=== GIVEN REQUEST ===
Single out the lines that include the word "subtitle". Copy them.

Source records
++++++++++
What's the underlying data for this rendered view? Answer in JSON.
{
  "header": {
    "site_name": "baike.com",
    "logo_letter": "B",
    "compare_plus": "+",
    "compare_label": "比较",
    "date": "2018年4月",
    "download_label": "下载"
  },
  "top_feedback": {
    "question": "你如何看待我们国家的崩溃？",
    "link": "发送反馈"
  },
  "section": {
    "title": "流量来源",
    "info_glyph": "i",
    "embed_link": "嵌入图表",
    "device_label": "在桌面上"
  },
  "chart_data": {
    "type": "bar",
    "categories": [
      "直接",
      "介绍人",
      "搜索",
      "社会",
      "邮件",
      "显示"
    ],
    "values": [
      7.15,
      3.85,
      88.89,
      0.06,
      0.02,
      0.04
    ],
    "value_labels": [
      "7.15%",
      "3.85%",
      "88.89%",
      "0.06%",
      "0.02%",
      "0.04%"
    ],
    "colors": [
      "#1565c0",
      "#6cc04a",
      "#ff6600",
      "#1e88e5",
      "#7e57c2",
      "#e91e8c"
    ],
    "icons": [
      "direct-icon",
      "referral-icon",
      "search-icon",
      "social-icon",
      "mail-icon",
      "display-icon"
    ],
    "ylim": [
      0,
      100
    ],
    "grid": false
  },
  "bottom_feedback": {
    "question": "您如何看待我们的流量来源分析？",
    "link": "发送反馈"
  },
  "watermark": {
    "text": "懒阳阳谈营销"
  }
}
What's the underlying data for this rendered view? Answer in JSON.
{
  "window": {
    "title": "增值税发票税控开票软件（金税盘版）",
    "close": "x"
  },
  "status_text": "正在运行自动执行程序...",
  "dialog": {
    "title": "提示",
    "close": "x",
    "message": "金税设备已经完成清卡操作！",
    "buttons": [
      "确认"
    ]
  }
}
++++++++++
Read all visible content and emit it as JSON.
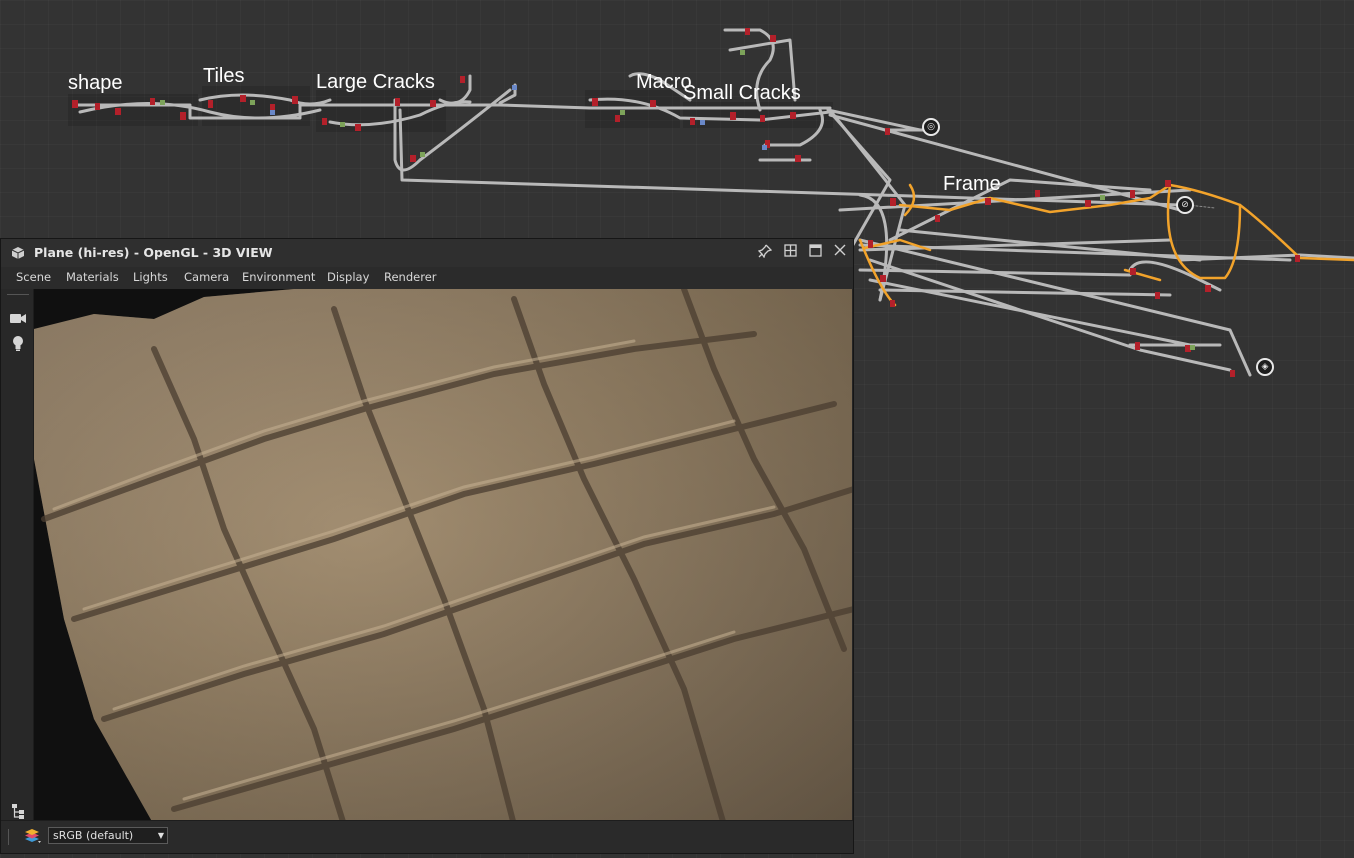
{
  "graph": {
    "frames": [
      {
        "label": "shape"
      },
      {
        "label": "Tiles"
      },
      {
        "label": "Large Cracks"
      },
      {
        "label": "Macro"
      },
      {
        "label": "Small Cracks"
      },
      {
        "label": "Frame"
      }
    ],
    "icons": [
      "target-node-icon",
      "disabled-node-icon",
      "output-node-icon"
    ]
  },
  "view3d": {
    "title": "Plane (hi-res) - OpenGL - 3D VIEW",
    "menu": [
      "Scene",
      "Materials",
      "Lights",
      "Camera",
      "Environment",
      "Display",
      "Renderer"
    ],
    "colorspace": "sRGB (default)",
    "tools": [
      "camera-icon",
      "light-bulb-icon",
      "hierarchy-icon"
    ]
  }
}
++++++++++
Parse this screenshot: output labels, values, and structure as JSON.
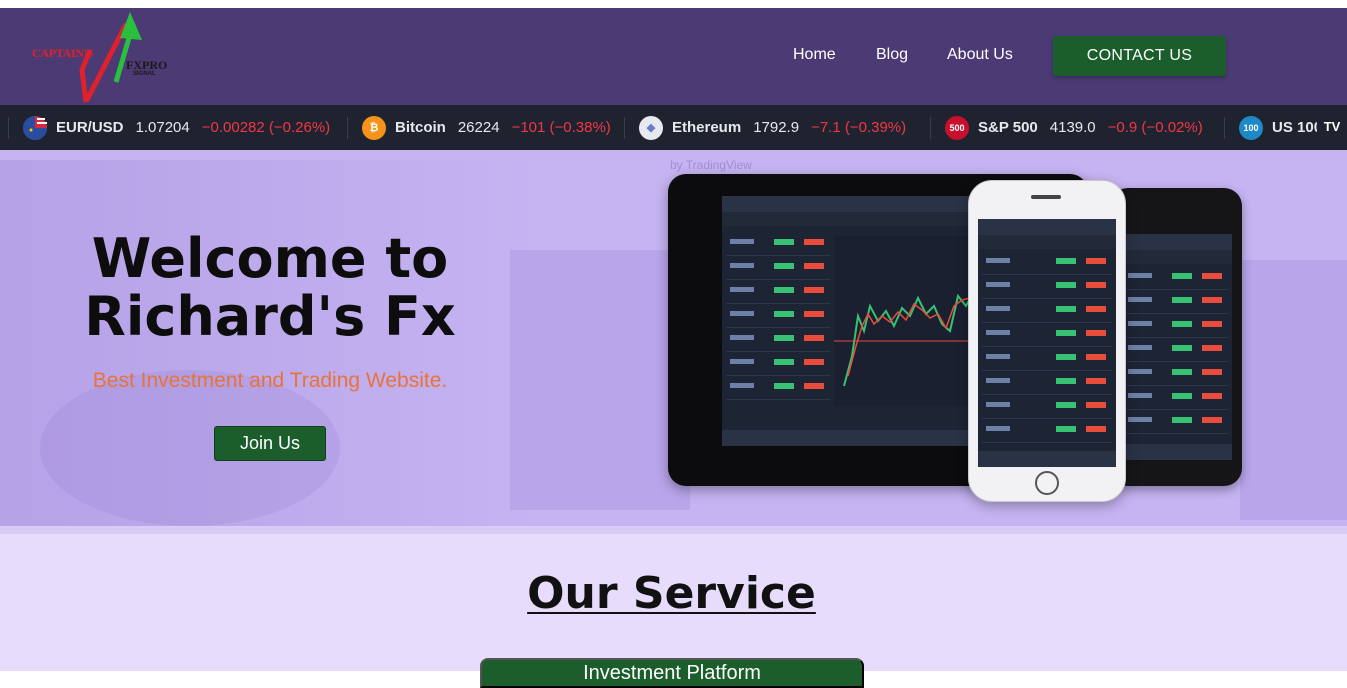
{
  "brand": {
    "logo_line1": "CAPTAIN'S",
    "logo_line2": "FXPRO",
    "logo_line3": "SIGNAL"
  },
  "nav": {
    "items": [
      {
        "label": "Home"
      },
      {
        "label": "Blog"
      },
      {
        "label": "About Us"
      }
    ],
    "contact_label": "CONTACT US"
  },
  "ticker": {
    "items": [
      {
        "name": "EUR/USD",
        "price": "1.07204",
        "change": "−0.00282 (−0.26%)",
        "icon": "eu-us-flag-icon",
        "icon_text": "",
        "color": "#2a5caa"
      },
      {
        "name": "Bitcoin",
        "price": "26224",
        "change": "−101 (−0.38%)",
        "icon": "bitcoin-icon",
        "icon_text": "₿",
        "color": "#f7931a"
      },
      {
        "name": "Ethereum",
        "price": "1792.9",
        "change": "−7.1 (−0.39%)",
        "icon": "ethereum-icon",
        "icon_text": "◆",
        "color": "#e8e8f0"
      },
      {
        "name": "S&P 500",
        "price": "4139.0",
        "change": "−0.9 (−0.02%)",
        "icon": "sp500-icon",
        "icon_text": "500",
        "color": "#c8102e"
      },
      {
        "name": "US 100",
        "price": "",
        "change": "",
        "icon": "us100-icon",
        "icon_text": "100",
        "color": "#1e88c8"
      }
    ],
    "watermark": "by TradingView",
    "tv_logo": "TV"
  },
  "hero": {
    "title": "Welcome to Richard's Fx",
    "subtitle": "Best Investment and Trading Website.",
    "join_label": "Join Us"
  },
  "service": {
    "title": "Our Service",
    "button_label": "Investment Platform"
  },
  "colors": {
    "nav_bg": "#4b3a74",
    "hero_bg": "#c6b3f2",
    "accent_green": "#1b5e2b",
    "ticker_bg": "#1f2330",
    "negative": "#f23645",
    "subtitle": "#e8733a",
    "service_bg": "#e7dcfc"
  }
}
++++++++++
=== RESPONSE TO THIS TASK ===
    "subtitle": "Best Investment and Trading Website.",
    "subtitle": "#e8733a",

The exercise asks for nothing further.